╭─ Material provided

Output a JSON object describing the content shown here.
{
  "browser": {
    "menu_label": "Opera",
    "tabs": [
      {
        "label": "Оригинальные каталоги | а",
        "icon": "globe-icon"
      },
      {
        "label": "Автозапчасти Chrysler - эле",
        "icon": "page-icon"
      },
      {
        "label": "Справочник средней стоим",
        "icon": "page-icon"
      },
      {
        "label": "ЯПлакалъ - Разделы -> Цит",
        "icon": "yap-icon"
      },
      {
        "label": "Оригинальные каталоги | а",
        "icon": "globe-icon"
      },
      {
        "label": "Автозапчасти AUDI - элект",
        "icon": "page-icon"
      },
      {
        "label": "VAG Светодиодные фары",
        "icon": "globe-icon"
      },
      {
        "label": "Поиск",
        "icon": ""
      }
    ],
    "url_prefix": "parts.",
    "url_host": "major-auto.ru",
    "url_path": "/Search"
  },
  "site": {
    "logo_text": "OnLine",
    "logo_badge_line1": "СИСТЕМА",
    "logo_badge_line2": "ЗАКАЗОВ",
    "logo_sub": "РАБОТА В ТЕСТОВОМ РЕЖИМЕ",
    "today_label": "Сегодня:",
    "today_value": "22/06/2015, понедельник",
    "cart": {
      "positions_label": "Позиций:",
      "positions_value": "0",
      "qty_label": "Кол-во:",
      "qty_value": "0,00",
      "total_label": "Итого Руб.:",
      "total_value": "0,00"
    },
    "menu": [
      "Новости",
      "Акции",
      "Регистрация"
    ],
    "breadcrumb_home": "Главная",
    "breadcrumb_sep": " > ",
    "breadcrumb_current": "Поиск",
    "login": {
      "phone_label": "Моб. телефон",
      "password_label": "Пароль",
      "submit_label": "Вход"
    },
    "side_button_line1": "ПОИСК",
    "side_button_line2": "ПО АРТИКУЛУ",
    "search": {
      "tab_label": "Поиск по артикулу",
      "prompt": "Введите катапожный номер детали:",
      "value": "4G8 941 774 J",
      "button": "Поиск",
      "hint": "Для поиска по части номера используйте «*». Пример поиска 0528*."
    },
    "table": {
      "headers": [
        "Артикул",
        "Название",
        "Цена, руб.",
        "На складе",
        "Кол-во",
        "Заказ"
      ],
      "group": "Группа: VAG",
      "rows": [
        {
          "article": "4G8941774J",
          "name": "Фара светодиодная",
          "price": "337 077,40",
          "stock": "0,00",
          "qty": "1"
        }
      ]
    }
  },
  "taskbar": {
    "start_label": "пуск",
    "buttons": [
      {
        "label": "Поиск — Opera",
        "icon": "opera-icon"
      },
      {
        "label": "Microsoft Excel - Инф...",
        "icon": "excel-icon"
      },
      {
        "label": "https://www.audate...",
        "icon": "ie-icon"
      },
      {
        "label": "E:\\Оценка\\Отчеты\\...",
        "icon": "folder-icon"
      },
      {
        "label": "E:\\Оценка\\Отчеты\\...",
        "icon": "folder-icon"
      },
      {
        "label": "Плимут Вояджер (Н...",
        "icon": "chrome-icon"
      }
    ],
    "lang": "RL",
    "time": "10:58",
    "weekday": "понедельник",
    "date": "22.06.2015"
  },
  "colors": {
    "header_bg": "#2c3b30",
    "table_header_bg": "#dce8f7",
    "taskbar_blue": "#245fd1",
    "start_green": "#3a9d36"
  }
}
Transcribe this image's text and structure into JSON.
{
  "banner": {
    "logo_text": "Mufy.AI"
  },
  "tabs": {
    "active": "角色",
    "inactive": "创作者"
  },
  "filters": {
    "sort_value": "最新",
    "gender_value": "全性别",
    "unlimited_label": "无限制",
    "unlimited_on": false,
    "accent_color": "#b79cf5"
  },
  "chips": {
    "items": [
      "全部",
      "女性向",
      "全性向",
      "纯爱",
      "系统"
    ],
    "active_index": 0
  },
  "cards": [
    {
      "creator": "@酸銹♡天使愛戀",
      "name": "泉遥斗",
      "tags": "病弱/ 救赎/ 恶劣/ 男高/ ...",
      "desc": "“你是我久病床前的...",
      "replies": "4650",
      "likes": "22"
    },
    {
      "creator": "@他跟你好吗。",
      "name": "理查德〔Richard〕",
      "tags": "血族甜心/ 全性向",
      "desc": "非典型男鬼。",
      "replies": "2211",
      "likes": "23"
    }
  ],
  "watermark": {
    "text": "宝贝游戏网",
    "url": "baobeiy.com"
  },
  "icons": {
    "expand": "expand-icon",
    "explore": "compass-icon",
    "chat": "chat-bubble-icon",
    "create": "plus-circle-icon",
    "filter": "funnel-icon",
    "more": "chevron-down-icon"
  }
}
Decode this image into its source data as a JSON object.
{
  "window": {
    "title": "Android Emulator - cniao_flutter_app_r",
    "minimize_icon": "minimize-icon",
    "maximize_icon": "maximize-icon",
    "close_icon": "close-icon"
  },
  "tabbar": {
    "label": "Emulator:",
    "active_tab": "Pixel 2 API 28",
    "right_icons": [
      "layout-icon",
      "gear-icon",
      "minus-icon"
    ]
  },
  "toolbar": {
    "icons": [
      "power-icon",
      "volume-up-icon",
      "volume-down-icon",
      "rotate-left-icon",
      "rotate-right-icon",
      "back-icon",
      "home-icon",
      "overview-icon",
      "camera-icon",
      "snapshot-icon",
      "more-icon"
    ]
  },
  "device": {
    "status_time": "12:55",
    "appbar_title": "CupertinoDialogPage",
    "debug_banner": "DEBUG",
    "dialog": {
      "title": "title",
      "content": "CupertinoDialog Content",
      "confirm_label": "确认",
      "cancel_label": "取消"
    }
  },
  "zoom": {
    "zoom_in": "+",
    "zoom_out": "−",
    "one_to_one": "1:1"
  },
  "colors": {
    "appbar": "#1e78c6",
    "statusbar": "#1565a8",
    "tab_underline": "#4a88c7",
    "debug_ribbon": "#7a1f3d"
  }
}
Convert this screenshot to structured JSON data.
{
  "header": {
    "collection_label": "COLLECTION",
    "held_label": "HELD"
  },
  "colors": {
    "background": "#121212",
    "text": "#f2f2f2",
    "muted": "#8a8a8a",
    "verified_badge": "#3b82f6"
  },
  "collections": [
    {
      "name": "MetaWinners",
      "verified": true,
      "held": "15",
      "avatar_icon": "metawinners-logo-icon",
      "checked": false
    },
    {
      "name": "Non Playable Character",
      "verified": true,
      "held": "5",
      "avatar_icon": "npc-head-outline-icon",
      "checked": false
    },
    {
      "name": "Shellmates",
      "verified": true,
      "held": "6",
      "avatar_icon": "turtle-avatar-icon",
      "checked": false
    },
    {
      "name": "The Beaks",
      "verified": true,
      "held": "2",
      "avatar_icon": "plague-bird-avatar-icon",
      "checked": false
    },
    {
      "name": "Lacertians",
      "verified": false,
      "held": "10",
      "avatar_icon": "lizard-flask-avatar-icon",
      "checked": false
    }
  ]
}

╰─

▶ _Requirement_: Return every record above exactly as it appears.

▶ _Exercise solution_:
Output a JSON object describing the content shown here.
{
  "browser": {
    "menu_label": "Opera",
    "tabs": [
      {
        "label": "Оригинальные каталоги | а",
        "icon": "globe-icon"
      },
      {
        "label": "Автозапчасти Chrysler - эле",
        "icon": "page-icon"
      },
      {
        "label": "Справочник средней стоим",
        "icon": "page-icon"
      },
      {
        "label": "ЯПлакалъ - Разделы -> Цит",
        "icon": "yap-icon"
      },
      {
        "label": "Оригинальные каталоги | а",
        "icon": "globe-icon"
      },
      {
        "label": "Автозапчасти AUDI - элект",
        "icon": "page-icon"
      },
      {
        "label": "VAG Светодиодные фары",
        "icon": "globe-icon"
      },
      {
        "label": "Поиск",
        "icon": ""
      }
    ],
    "url_prefix": "parts.",
    "url_host": "major-auto.ru",
    "url_path": "/Search"
  },
  "site": {
    "logo_text": "OnLine",
    "logo_badge_line1": "СИСТЕМА",
    "logo_badge_line2": "ЗАКАЗОВ",
    "logo_sub": "РАБОТА В ТЕСТОВОМ РЕЖИМЕ",
    "today_label": "Сегодня:",
    "today_value": "22/06/2015, понедельник",
    "cart": {
      "positions_label": "Позиций:",
      "positions_value": "0",
      "qty_label": "Кол-во:",
      "qty_value": "0,00",
      "total_label": "Итого Руб.:",
      "total_value": "0,00"
    },
    "menu": [
      "Новости",
      "Акции",
      "Регистрация"
    ],
    "breadcrumb_home": "Главная",
    "breadcrumb_sep": " > ",
    "breadcrumb_current": "Поиск",
    "login": {
      "phone_label": "Моб. телефон",
      "password_label": "Пароль",
      "submit_label": "Вход"
    },
    "side_button_line1": "ПОИСК",
    "side_button_line2": "ПО АРТИКУЛУ",
    "search": {
      "tab_label": "Поиск по артикулу",
      "prompt": "Введите катапожный номер детали:",
      "value": "4G8 941 774 J",
      "button": "Поиск",
      "hint": "Для поиска по части номера используйте «*». Пример поиска 0528*."
    },
    "table": {
      "headers": [
        "Артикул",
        "Название",
        "Цена, руб.",
        "На складе",
        "Кол-во",
        "Заказ"
      ],
      "group": "Группа: VAG",
      "rows": [
        {
          "article": "4G8941774J",
          "name": "Фара светодиодная",
          "price": "337 077,40",
          "stock": "0,00",
          "qty": "1"
        }
      ]
    }
  },
  "taskbar": {
    "start_label": "пуск",
    "buttons": [
      {
        "label": "Поиск — Opera",
        "icon": "opera-icon"
      },
      {
        "label": "Microsoft Excel - Инф...",
        "icon": "excel-icon"
      },
      {
        "label": "https://www.audate...",
        "icon": "ie-icon"
      },
      {
        "label": "E:\\Оценка\\Отчеты\\...",
        "icon": "folder-icon"
      },
      {
        "label": "E:\\Оценка\\Отчеты\\...",
        "icon": "folder-icon"
      },
      {
        "label": "Плимут Вояджер (Н...",
        "icon": "chrome-icon"
      }
    ],
    "lang": "RL",
    "time": "10:58",
    "weekday": "понедельник",
    "date": "22.06.2015"
  },
  "colors": {
    "header_bg": "#2c3b30",
    "table_header_bg": "#dce8f7",
    "taskbar_blue": "#245fd1",
    "start_green": "#3a9d36"
  }
}
Transcribe this image's text and structure into JSON.
{
  "banner": {
    "logo_text": "Mufy.AI"
  },
  "tabs": {
    "active": "角色",
    "inactive": "创作者"
  },
  "filters": {
    "sort_value": "最新",
    "gender_value": "全性别",
    "unlimited_label": "无限制",
    "unlimited_on": false,
    "accent_color": "#b79cf5"
  },
  "chips": {
    "items": [
      "全部",
      "女性向",
      "全性向",
      "纯爱",
      "系统"
    ],
    "active_index": 0
  },
  "cards": [
    {
      "creator": "@酸銹♡天使愛戀",
      "name": "泉遥斗",
      "tags": "病弱/ 救赎/ 恶劣/ 男高/ ...",
      "desc": "“你是我久病床前的...",
      "replies": "4650",
      "likes": "22"
    },
    {
      "creator": "@他跟你好吗。",
      "name": "理查德〔Richard〕",
      "tags": "血族甜心/ 全性向",
      "desc": "非典型男鬼。",
      "replies": "2211",
      "likes": "23"
    }
  ],
  "watermark": {
    "text": "宝贝游戏网",
    "url": "baobeiy.com"
  },
  "icons": {
    "expand": "expand-icon",
    "explore": "compass-icon",
    "chat": "chat-bubble-icon",
    "create": "plus-circle-icon",
    "filter": "funnel-icon",
    "more": "chevron-down-icon"
  }
}
Decode this image into its source data as a JSON object.
{
  "window": {
    "title": "Android Emulator - cniao_flutter_app_r",
    "minimize_icon": "minimize-icon",
    "maximize_icon": "maximize-icon",
    "close_icon": "close-icon"
  },
  "tabbar": {
    "label": "Emulator:",
    "active_tab": "Pixel 2 API 28",
    "right_icons": [
      "layout-icon",
      "gear-icon",
      "minus-icon"
    ]
  },
  "toolbar": {
    "icons": [
      "power-icon",
      "volume-up-icon",
      "volume-down-icon",
      "rotate-left-icon",
      "rotate-right-icon",
      "back-icon",
      "home-icon",
      "overview-icon",
      "camera-icon",
      "snapshot-icon",
      "more-icon"
    ]
  },
  "device": {
    "status_time": "12:55",
    "appbar_title": "CupertinoDialogPage",
    "debug_banner": "DEBUG",
    "dialog": {
      "title": "title",
      "content": "CupertinoDialog Content",
      "confirm_label": "确认",
      "cancel_label": "取消"
    }
  },
  "zoom": {
    "zoom_in": "+",
    "zoom_out": "−",
    "one_to_one": "1:1"
  },
  "colors": {
    "appbar": "#1e78c6",
    "statusbar": "#1565a8",
    "tab_underline": "#4a88c7",
    "debug_ribbon": "#7a1f3d"
  }
}
Convert this screenshot to structured JSON data.
{
  "header": {
    "collection_label": "COLLECTION",
    "held_label": "HELD"
  },
  "colors": {
    "background": "#121212",
    "text": "#f2f2f2",
    "muted": "#8a8a8a",
    "verified_badge": "#3b82f6"
  },
  "collections": [
    {
      "name": "MetaWinners",
      "verified": true,
      "held": "15",
      "avatar_icon": "metawinners-logo-icon",
      "checked": false
    },
    {
      "name": "Non Playable Character",
      "verified": true,
      "held": "5",
      "avatar_icon": "npc-head-outline-icon",
      "checked": false
    },
    {
      "name": "Shellmates",
      "verified": true,
      "held": "6",
      "avatar_icon": "turtle-avatar-icon",
      "checked": false
    },
    {
      "name": "The Beaks",
      "verified": true,
      "held": "2",
      "avatar_icon": "plague-bird-avatar-icon",
      "checked": false
    },
    {
      "name": "Lacertians",
      "verified": false,
      "held": "10",
      "avatar_icon": "lizard-flask-avatar-icon",
      "checked": false
    }
  ]
}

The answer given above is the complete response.